ЖИЗНЬ СМЫСЛА
(Конспекты по собственной истории, написанные вместо предисловия)
Пора переиздания книги, помимо всего прочего, для меня лично пора тревожная.
Во-первых, потому, что переиздание это все-таки переиздание, а не издание чего-то нового, так что тут легко очевиден несколько грустноватый и даже предупреждающий подсмысл; во-вторых, именно в часы подготовки собственных текстов к повторному выходу так или иначе, но появляется возможность для внимательного подсмотрения в зеркало собственного былого и, значит, для сегодняшних, внутренних ревизий увиденного в нем.
Вот это-то и есть, пожалуй, самый-самый исток тревожности. У профессии очень хорошая память. Было бы таким же очень хорошим желание ворошить ее.
Понимаете?..
Утром ходил по Болшевскому парку, скрывающему в себе коттеджи и особняк Союза кинематографистов.
Было сильно накурено все еще не разошедшимся туманом. Где-то вверху, в необлысевших сентябрьских кронах, чересчур уж громковато граяло воронье. Лист обрывался и летел к желтой земле тяжело и быстро, минувшая ночь вышла сырой и теплой. Белая, как молоко, Клязьма, всклень налитая недавними затяжными дождями, стекала вдоль парка гладкая, сытая, с редким почмокиванием жирующей рыбы. На том берегу, зеленая, скошенная отлогость которого уводила к домам и домишкам, неясным строениям, трубам, крышам, заборам, свальным нагромождениям разного хлама, понуро и недвижно стоял мокрый коричневый конь.

* _ИЗВЛЕЧЁННЫЙ МАТЕРИАЛ_:

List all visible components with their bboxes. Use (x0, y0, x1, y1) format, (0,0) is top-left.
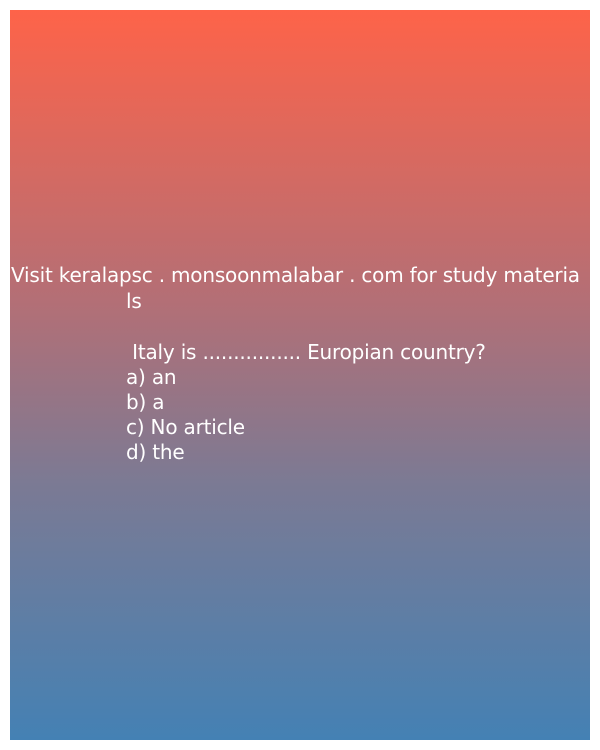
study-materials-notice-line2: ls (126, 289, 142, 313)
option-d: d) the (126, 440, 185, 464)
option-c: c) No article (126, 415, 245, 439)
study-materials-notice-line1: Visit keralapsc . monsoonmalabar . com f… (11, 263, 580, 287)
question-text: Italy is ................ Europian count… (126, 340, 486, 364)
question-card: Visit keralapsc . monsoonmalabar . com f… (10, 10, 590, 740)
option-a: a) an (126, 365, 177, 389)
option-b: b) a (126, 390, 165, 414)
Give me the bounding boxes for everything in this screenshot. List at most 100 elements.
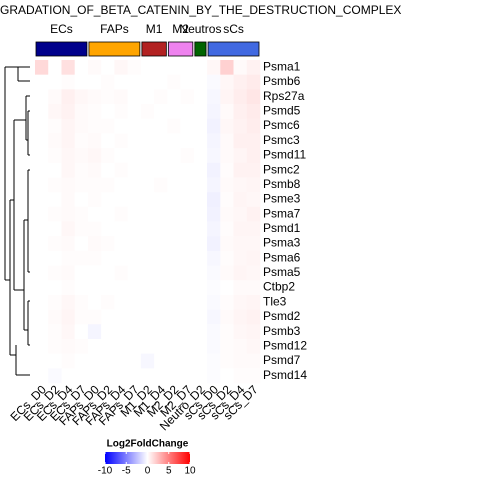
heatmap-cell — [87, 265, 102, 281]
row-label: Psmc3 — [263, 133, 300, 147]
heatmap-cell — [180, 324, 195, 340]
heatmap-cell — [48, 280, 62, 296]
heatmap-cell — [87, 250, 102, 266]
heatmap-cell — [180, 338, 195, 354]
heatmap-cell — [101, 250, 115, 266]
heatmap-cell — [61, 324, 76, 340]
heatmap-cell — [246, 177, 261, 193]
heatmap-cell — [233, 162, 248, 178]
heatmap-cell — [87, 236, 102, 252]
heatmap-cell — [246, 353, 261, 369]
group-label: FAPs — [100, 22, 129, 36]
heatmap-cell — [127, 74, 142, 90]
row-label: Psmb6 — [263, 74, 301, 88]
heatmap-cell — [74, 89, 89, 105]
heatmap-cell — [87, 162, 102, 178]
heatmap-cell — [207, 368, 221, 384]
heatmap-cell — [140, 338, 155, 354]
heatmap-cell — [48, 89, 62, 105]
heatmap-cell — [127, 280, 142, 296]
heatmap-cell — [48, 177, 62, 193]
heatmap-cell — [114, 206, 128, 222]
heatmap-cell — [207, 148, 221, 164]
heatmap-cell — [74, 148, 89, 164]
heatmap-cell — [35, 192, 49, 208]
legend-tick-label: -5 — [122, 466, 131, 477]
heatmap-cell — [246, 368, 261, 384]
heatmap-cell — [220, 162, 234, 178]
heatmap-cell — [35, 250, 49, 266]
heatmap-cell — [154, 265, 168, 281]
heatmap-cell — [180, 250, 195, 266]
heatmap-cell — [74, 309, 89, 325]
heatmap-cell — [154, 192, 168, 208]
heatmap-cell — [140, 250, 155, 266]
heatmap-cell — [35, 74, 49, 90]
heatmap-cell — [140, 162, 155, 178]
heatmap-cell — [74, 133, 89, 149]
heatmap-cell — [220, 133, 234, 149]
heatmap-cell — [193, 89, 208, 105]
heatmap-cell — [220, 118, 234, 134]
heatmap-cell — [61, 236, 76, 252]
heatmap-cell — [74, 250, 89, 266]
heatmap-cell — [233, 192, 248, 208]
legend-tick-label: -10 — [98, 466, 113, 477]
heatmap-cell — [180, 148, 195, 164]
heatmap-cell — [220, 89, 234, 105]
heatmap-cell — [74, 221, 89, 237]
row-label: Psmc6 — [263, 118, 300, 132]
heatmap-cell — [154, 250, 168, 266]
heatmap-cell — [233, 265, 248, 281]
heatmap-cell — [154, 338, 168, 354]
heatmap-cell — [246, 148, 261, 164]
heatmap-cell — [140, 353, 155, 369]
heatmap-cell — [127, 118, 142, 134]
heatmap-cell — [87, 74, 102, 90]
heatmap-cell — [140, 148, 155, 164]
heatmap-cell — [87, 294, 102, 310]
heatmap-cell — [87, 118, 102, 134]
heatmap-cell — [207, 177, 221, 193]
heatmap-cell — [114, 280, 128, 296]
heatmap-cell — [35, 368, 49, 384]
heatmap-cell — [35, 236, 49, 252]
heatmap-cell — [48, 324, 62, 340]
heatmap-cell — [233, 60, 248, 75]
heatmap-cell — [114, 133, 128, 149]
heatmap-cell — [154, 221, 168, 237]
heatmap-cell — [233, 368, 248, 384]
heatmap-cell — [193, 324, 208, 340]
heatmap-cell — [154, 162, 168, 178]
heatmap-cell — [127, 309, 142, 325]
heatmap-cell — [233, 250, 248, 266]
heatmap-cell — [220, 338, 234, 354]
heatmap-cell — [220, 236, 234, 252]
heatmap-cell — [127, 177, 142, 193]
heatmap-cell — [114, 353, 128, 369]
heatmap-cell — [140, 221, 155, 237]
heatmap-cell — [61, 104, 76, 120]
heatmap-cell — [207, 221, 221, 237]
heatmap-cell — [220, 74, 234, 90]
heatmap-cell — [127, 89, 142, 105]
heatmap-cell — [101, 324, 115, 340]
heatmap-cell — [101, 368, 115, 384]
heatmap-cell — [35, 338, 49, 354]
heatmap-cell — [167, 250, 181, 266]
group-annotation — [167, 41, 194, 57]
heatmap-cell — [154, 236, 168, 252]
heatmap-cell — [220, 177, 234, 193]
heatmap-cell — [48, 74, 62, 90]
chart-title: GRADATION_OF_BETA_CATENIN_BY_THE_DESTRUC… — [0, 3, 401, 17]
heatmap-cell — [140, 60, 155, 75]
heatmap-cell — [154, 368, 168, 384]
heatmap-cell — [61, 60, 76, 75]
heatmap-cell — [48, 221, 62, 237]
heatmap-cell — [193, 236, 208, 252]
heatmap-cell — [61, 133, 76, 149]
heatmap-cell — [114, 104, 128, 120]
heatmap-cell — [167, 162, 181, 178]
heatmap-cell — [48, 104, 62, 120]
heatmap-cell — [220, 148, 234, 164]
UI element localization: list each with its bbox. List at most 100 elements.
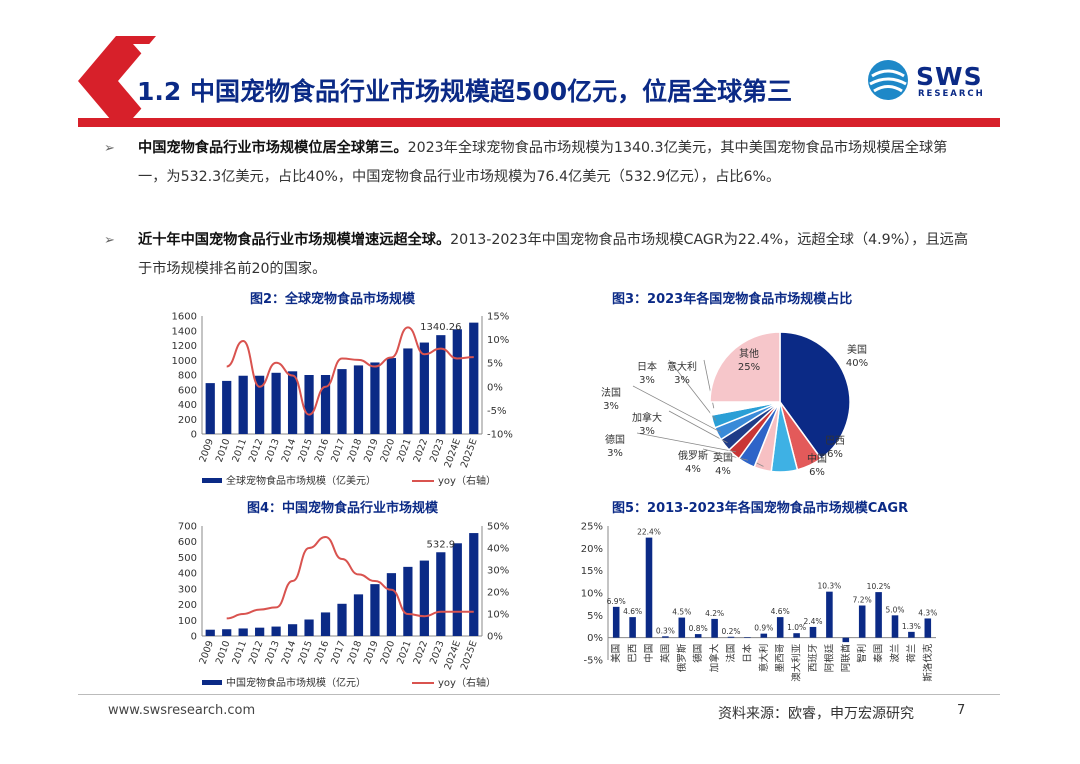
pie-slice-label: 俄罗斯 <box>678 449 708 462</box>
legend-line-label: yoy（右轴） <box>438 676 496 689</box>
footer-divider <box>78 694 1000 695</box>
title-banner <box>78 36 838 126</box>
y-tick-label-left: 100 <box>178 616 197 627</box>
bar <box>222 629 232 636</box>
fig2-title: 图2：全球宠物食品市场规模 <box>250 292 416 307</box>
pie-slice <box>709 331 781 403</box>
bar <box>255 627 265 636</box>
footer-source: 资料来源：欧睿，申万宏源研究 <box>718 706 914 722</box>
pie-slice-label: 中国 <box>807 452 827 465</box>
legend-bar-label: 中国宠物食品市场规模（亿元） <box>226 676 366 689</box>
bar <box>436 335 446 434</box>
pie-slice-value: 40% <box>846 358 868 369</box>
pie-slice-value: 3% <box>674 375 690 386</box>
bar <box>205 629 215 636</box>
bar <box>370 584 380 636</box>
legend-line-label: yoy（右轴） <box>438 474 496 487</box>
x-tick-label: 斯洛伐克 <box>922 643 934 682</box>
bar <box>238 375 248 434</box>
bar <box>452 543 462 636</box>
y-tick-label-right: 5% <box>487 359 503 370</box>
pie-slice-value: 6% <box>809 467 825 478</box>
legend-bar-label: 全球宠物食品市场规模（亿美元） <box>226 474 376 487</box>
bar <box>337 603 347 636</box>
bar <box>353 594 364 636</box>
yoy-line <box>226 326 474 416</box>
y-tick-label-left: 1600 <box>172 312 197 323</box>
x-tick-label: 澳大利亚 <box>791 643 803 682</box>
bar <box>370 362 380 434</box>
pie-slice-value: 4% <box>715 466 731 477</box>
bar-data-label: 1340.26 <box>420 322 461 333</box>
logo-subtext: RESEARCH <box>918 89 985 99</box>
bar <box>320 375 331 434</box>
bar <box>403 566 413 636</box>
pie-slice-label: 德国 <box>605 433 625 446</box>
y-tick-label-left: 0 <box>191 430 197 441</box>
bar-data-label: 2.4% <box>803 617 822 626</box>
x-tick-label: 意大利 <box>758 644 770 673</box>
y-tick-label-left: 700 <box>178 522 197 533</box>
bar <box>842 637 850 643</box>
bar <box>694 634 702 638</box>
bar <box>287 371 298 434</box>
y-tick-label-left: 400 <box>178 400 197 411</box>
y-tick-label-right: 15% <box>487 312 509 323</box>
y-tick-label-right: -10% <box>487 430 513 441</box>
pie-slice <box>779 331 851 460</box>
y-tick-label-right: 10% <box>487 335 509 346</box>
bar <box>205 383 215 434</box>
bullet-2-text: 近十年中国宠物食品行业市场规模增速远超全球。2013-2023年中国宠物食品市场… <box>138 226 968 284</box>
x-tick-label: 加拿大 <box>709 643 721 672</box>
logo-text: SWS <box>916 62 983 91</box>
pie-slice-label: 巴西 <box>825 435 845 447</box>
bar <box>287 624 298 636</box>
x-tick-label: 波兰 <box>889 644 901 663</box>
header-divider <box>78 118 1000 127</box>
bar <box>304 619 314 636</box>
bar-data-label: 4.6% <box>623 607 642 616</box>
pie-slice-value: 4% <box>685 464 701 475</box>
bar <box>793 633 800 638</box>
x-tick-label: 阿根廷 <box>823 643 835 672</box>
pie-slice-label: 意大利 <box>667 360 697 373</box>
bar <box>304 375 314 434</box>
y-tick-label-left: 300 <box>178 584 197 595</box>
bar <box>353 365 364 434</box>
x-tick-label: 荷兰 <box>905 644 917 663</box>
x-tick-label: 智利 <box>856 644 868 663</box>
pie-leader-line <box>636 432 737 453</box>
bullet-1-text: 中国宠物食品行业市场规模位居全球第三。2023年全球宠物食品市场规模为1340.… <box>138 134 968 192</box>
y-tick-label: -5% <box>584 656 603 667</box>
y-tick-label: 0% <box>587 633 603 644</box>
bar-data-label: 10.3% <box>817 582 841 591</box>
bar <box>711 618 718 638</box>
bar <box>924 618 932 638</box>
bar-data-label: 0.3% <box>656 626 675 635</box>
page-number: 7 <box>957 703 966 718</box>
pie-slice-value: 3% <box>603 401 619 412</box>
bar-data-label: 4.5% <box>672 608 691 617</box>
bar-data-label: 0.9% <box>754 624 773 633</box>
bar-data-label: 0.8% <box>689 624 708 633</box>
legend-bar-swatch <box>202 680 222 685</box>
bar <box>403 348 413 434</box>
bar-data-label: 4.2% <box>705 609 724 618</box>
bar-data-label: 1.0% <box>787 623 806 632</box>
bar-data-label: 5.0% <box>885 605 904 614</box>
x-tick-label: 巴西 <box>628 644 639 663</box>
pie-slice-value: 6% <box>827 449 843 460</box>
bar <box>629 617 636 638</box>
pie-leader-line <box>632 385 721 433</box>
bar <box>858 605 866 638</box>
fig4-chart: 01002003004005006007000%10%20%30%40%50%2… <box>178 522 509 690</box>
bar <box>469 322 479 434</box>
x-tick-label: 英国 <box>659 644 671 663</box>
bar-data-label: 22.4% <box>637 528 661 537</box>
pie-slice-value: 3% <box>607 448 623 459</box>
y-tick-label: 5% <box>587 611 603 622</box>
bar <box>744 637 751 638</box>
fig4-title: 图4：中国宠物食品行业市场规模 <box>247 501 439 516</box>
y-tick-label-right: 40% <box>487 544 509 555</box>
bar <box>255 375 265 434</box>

* _ЗАДАНИЕ_: Ответьте, пожалуйста: что неподвижно стояло на том берегу Клязьмы, согласно отрывку «Жизнь смысла»?

* _ВЫПОЛНЕННОЕ ЗАДАНИЕ_: Мокрый коричневый конь.